BEGIN

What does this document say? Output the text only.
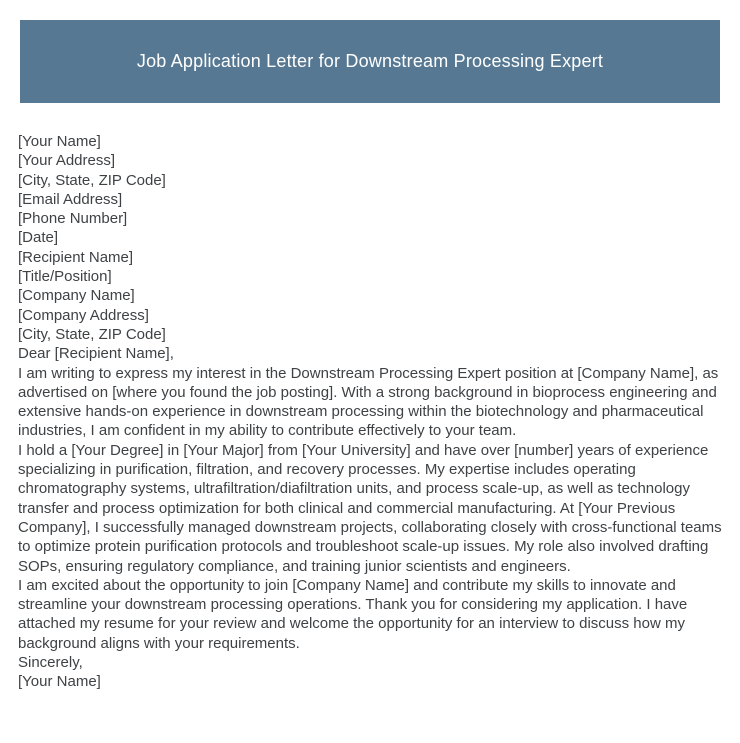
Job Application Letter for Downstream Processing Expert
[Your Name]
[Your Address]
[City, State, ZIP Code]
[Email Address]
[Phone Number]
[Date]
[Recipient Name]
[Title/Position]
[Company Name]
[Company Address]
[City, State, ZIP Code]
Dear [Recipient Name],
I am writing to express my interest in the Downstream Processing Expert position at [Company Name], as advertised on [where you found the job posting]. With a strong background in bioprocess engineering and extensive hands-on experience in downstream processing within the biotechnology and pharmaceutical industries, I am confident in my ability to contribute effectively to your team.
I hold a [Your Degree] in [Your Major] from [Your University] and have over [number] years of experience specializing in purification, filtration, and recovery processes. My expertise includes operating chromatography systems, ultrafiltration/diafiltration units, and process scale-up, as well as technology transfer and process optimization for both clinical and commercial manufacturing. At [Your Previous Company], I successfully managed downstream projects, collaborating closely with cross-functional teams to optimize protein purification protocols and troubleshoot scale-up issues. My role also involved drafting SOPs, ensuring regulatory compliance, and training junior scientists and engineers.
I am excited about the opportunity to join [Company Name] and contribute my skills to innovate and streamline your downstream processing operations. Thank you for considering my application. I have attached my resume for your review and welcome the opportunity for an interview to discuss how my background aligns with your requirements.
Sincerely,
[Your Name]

END
BEGIN

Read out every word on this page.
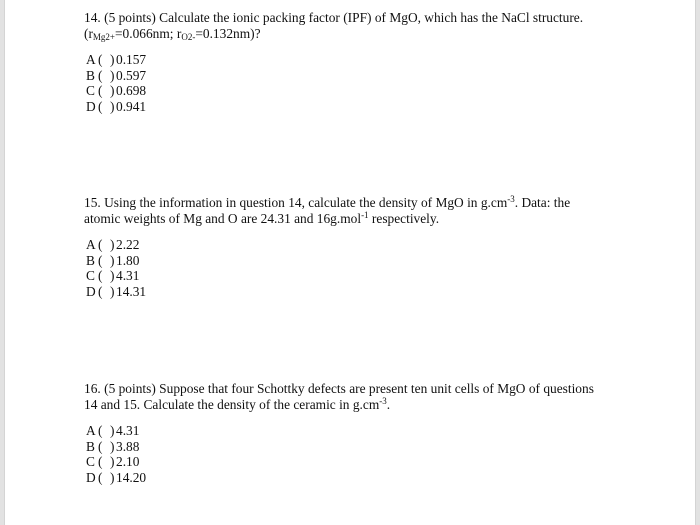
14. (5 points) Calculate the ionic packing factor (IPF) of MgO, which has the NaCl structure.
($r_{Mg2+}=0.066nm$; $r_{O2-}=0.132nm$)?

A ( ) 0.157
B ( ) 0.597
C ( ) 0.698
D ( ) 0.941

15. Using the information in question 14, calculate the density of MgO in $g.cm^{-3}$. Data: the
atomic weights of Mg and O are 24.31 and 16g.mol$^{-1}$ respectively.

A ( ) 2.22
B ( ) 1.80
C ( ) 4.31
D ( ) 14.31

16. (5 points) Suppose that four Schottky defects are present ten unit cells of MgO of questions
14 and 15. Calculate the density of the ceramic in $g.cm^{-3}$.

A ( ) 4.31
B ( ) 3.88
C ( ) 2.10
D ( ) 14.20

END
BEGIN

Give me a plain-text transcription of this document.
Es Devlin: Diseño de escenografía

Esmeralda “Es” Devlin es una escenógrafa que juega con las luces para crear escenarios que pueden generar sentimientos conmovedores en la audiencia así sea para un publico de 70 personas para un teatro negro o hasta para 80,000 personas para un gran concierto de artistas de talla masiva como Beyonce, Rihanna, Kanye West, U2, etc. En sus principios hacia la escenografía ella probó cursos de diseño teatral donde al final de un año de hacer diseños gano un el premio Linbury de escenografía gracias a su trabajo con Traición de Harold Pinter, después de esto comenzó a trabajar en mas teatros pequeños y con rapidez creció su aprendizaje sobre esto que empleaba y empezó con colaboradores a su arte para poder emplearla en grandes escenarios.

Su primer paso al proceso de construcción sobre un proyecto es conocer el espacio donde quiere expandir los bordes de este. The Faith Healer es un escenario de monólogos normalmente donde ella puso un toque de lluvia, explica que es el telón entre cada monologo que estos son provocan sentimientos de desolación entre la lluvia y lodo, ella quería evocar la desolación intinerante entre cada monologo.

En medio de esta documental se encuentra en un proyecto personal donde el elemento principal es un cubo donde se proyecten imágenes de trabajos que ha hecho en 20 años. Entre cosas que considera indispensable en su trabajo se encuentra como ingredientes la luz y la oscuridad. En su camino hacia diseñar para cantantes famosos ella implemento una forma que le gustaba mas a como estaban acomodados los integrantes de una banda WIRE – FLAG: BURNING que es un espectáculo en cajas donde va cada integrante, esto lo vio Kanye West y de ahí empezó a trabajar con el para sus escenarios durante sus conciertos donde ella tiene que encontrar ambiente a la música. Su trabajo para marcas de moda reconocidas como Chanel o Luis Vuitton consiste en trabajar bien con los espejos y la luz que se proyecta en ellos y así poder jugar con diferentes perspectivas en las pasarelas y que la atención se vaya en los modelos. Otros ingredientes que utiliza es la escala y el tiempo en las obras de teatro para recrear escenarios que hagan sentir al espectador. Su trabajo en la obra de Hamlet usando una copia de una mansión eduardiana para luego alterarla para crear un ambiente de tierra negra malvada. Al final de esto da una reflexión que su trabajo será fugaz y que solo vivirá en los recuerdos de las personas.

END

### [WHAT IS EXPECTED]
All lines above in which the word "text" occurs should be identified and copied.

### [OUTPUT FOR THIS EXERCISE]
What does this document say? Output the text only.
Give me a plain-text transcription of this document.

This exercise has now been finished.